━━━ Records for this task

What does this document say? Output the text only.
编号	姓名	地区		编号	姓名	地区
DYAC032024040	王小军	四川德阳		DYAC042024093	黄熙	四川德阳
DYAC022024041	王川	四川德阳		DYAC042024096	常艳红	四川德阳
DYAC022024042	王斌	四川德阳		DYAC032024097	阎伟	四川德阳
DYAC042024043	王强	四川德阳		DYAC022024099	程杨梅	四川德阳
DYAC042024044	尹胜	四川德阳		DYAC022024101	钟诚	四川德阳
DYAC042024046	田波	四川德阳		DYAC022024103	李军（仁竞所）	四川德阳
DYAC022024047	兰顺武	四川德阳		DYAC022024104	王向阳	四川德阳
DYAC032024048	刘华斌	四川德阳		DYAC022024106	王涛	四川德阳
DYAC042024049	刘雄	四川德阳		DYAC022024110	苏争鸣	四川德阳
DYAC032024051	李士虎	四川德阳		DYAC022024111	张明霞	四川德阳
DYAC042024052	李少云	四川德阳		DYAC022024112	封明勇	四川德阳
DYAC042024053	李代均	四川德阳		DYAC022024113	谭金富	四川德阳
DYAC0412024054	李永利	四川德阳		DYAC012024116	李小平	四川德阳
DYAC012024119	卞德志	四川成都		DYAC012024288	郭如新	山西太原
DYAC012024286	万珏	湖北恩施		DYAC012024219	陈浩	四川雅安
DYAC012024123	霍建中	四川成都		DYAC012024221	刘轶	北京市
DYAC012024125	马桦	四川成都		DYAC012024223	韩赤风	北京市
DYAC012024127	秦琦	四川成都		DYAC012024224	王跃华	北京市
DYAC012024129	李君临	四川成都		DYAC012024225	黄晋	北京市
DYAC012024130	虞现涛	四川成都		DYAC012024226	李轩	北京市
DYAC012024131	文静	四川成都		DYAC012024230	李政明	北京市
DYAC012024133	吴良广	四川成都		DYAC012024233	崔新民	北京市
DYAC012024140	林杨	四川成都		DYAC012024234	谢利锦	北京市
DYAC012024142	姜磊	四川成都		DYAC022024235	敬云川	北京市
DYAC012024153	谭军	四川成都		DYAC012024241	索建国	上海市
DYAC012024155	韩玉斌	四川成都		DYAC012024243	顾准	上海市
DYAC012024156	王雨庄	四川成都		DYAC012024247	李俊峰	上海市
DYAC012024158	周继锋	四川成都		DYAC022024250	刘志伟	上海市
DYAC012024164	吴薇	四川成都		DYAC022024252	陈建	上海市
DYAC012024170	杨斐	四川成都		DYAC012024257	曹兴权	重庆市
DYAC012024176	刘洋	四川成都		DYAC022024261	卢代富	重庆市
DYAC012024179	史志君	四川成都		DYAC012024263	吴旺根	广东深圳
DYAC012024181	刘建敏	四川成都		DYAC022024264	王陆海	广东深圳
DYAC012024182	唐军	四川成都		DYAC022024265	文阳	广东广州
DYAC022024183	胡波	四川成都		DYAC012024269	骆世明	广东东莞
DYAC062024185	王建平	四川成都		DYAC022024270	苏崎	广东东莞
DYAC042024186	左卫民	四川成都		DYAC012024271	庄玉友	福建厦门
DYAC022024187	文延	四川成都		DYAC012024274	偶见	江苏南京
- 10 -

━━━━━━

◆ What you should do ◆
Give back only a number, the number of lines where the string "广东东莞" occurs.

◆ Result ◆
2